**To be done**
Restate the data below word for word. Skip any images it contains.

* START Data for the task *

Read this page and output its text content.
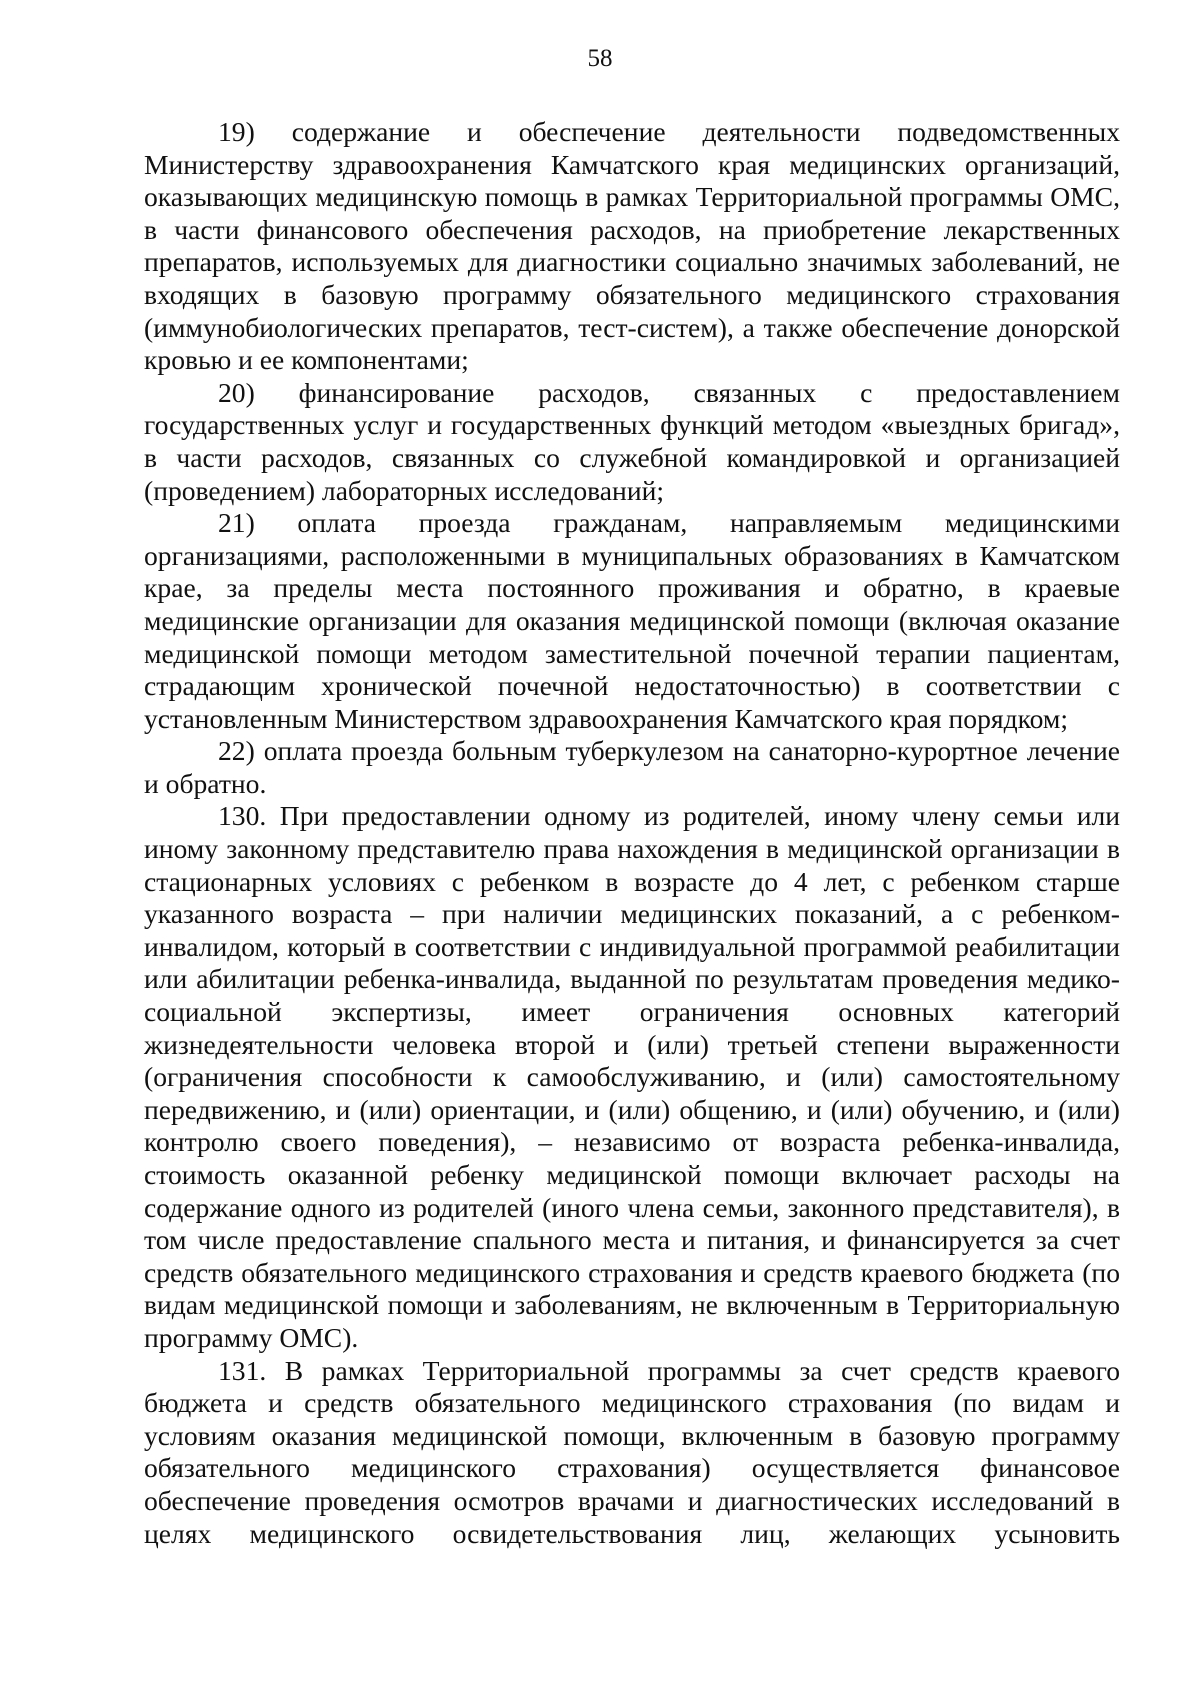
58

19) содержание и обеспечение деятельности подведомственных Министерству здравоохранения Камчатского края медицинских организаций, оказывающих медицинскую помощь в рамках Территориальной программы ОМС, в части финансового обеспечения расходов, на приобретение лекарственных препаратов, используемых для диагностики социально значимых заболеваний, не входящих в базовую программу обязательного медицинского страхования (иммунобиологических препаратов, тест-систем), а также обеспечение донорской кровью и ее компонентами;

20) финансирование расходов, связанных с предоставлением государственных услуг и государственных функций методом «выездных бригад», в части расходов, связанных со служебной командировкой и организацией (проведением) лабораторных исследований;

21) оплата проезда гражданам, направляемым медицинскими организациями, расположенными в муниципальных образованиях в Камчатском крае, за пределы места постоянного проживания и обратно, в краевые медицинские организации для оказания медицинской помощи (включая оказание медицинской помощи методом заместительной почечной терапии пациентам, страдающим хронической почечной недостаточностью) в соответствии с установленным Министерством здравоохранения Камчатского края порядком;

22) оплата проезда больным туберкулезом на санаторно-курортное лечение и обратно.

130. При предоставлении одному из родителей, иному члену семьи или иному законному представителю права нахождения в медицинской организации в стационарных условиях с ребенком в возрасте до 4 лет, с ребенком старше указанного возраста – при наличии медицинских показаний, а с ребенком-инвалидом, который в соответствии с индивидуальной программой реабилитации или абилитации ребенка-инвалида, выданной по результатам проведения медико-социальной экспертизы, имеет ограничения основных категорий жизнедеятельности человека второй и (или) третьей степени выраженности (ограничения способности к самообслуживанию, и (или) самостоятельному передвижению, и (или) ориентации, и (или) общению, и (или) обучению, и (или) контролю своего поведения), – независимо от возраста ребенка-инвалида, стоимость оказанной ребенку медицинской помощи включает расходы на содержание одного из родителей (иного члена семьи, законного представителя), в том числе предоставление спального места и питания, и финансируется за счет средств обязательного медицинского страхования и средств краевого бюджета (по видам медицинской помощи и заболеваниям, не включенным в Территориальную программу ОМС).

131. В рамках Территориальной программы за счет средств краевого бюджета и средств обязательного медицинского страхования (по видам и условиям оказания медицинской помощи, включенным в базовую программу обязательного медицинского страхования) осуществляется финансовое обеспечение проведения осмотров врачами и диагностических исследований в целях медицинского освидетельствования лиц, желающих усыновить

* END Data for the task *

**Full response**
Read this page and output its text content.
58

19) содержание и обеспечение деятельности подведомственных Министерству здравоохранения Камчатского края медицинских организаций, оказывающих медицинскую помощь в рамках Территориальной программы ОМС, в части финансового обеспечения расходов, на приобретение лекарственных препаратов, используемых для диагностики социально значимых заболеваний, не входящих в базовую программу обязательного медицинского страхования (иммунобиологических препаратов, тест-систем), а также обеспечение донорской кровью и ее компонентами;

20) финансирование расходов, связанных с предоставлением государственных услуг и государственных функций методом «выездных бригад», в части расходов, связанных со служебной командировкой и организацией (проведением) лабораторных исследований;

21) оплата проезда гражданам, направляемым медицинскими организациями, расположенными в муниципальных образованиях в Камчатском крае, за пределы места постоянного проживания и обратно, в краевые медицинские организации для оказания медицинской помощи (включая оказание медицинской помощи методом заместительной почечной терапии пациентам, страдающим хронической почечной недостаточностью) в соответствии с установленным Министерством здравоохранения Камчатского края порядком;

22) оплата проезда больным туберкулезом на санаторно-курортное лечение и обратно.

130. При предоставлении одному из родителей, иному члену семьи или иному законному представителю права нахождения в медицинской организации в стационарных условиях с ребенком в возрасте до 4 лет, с ребенком старше указанного возраста – при наличии медицинских показаний, а с ребенком-инвалидом, который в соответствии с индивидуальной программой реабилитации или абилитации ребенка-инвалида, выданной по результатам проведения медико-социальной экспертизы, имеет ограничения основных категорий жизнедеятельности человека второй и (или) третьей степени выраженности (ограничения способности к самообслуживанию, и (или) самостоятельному передвижению, и (или) ориентации, и (или) общению, и (или) обучению, и (или) контролю своего поведения), – независимо от возраста ребенка-инвалида, стоимость оказанной ребенку медицинской помощи включает расходы на содержание одного из родителей (иного члена семьи, законного представителя), в том числе предоставление спального места и питания, и финансируется за счет средств обязательного медицинского страхования и средств краевого бюджета (по видам медицинской помощи и заболеваниям, не включенным в Территориальную программу ОМС).

131. В рамках Территориальной программы за счет средств краевого бюджета и средств обязательного медицинского страхования (по видам и условиям оказания медицинской помощи, включенным в базовую программу обязательного медицинского страхования) осуществляется финансовое обеспечение проведения осмотров врачами и диагностических исследований в целях медицинского освидетельствования лиц, желающих усыновить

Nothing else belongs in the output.